• THE EXERCISE
Return all lines below containing the word "that".

• MATERIAL

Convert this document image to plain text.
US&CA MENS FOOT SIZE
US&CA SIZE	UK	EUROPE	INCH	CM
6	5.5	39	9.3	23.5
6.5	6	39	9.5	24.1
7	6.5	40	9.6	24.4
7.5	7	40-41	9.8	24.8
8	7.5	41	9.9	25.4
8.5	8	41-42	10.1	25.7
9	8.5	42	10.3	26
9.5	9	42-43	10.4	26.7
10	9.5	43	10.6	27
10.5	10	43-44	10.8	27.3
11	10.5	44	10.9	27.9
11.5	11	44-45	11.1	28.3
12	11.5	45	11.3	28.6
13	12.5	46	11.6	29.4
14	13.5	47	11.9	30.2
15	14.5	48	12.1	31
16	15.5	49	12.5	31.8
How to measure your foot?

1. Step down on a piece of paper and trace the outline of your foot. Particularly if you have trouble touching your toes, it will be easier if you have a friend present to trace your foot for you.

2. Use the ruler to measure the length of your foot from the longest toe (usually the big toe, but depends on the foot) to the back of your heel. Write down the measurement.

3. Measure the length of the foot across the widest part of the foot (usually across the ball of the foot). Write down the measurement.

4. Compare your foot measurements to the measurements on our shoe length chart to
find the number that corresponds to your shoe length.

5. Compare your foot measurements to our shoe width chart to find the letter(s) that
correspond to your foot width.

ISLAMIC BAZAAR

...

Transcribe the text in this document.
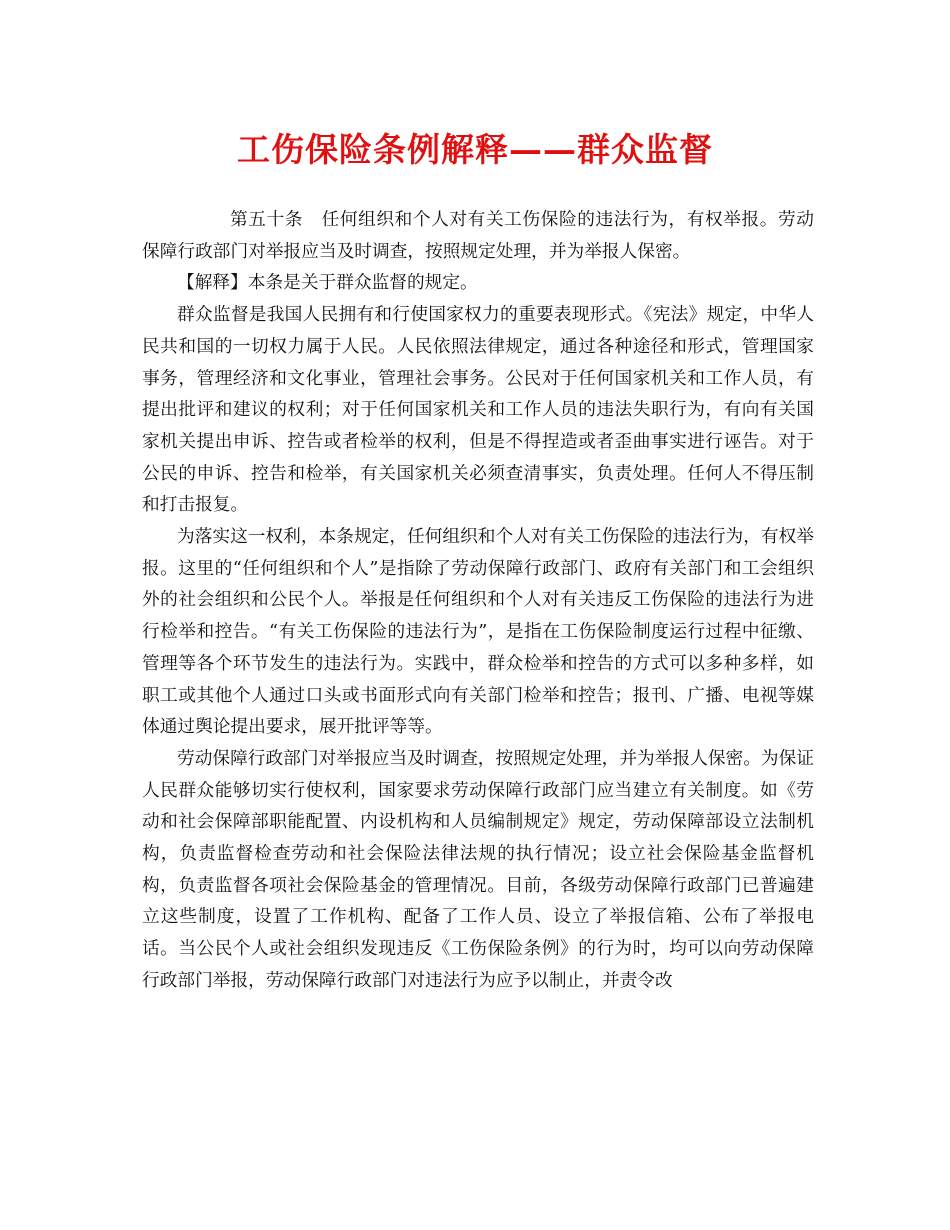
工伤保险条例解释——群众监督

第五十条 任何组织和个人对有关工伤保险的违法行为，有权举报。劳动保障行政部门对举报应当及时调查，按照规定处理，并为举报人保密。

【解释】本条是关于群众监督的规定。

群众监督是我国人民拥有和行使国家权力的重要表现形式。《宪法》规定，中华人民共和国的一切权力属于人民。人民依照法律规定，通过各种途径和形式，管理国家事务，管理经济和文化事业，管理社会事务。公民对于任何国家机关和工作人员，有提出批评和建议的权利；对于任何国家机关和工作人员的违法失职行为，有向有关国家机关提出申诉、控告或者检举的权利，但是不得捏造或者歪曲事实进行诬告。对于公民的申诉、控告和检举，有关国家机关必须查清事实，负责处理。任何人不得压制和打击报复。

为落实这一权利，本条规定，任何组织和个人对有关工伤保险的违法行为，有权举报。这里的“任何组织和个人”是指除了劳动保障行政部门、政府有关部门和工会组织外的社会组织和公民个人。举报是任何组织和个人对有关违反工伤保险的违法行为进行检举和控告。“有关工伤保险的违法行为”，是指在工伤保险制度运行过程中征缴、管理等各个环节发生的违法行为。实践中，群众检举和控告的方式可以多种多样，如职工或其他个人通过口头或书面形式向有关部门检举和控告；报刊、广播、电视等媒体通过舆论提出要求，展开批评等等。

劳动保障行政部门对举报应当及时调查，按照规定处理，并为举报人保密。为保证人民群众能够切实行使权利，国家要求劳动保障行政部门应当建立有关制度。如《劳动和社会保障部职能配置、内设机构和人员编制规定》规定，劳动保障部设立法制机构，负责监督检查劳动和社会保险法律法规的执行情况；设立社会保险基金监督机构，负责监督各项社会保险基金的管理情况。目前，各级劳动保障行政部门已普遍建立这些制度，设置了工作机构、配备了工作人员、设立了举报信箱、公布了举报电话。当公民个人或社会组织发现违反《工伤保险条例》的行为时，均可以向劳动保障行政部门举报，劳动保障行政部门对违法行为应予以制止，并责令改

• OUTPUT OF THE TASK
find the number that corresponds to your shoe length.
5. Compare your foot measurements to our shoe width chart to find the letter(s) that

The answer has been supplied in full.